(Records about charts and figures)
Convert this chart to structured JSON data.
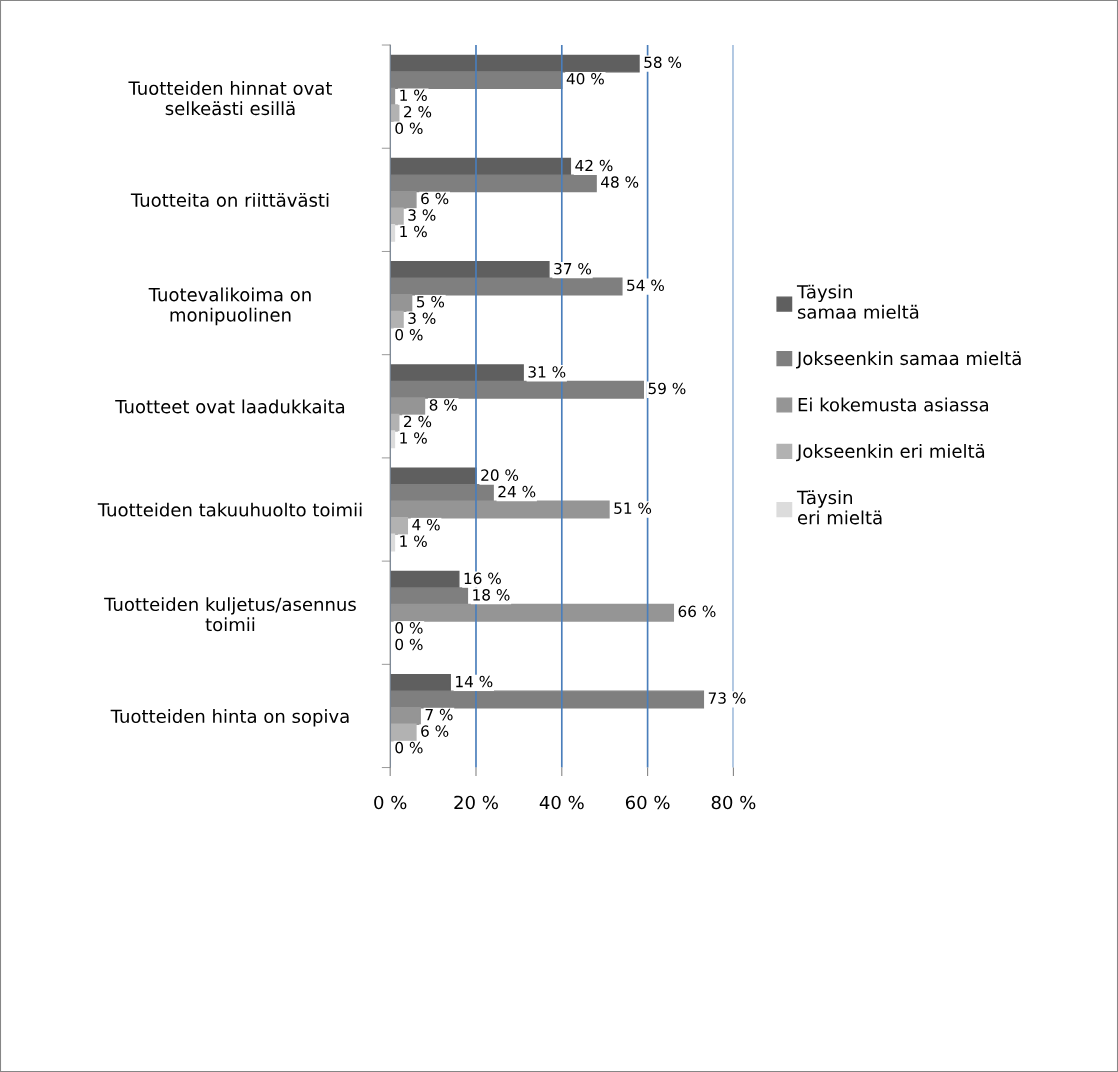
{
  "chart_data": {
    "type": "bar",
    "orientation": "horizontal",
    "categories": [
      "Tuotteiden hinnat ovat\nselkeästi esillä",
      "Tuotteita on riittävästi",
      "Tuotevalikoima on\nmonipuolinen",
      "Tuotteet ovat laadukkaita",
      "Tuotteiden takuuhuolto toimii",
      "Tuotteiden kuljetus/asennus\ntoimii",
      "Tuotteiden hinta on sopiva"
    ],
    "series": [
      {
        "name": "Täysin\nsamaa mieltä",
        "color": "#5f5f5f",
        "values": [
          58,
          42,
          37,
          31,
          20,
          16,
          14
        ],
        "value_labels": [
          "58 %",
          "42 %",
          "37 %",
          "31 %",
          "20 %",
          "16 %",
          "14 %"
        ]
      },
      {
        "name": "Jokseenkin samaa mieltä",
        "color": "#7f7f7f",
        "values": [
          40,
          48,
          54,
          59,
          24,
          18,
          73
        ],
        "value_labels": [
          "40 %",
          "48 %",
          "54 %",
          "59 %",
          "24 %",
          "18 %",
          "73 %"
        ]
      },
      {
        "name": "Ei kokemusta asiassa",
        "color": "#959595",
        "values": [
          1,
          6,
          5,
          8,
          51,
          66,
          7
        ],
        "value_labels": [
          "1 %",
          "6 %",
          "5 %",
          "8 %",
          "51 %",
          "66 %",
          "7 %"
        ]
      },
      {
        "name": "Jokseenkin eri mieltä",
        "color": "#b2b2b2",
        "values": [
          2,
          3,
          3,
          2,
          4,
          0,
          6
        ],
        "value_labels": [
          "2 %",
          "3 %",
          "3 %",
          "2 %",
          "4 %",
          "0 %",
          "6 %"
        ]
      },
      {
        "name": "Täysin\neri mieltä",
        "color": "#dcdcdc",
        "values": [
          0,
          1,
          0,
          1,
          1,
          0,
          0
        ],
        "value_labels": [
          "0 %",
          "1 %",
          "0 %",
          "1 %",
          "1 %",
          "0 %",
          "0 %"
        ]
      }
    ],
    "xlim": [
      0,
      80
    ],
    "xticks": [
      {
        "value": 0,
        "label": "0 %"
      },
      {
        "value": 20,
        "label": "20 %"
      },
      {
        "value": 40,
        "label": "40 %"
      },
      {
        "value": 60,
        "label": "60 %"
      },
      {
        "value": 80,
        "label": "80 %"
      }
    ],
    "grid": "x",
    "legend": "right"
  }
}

> [GOAL]:
Report the number of lines in the listing where the string "mieltä" appears, and nothing besides.

> [RESULT FOR THIS TASK]:
4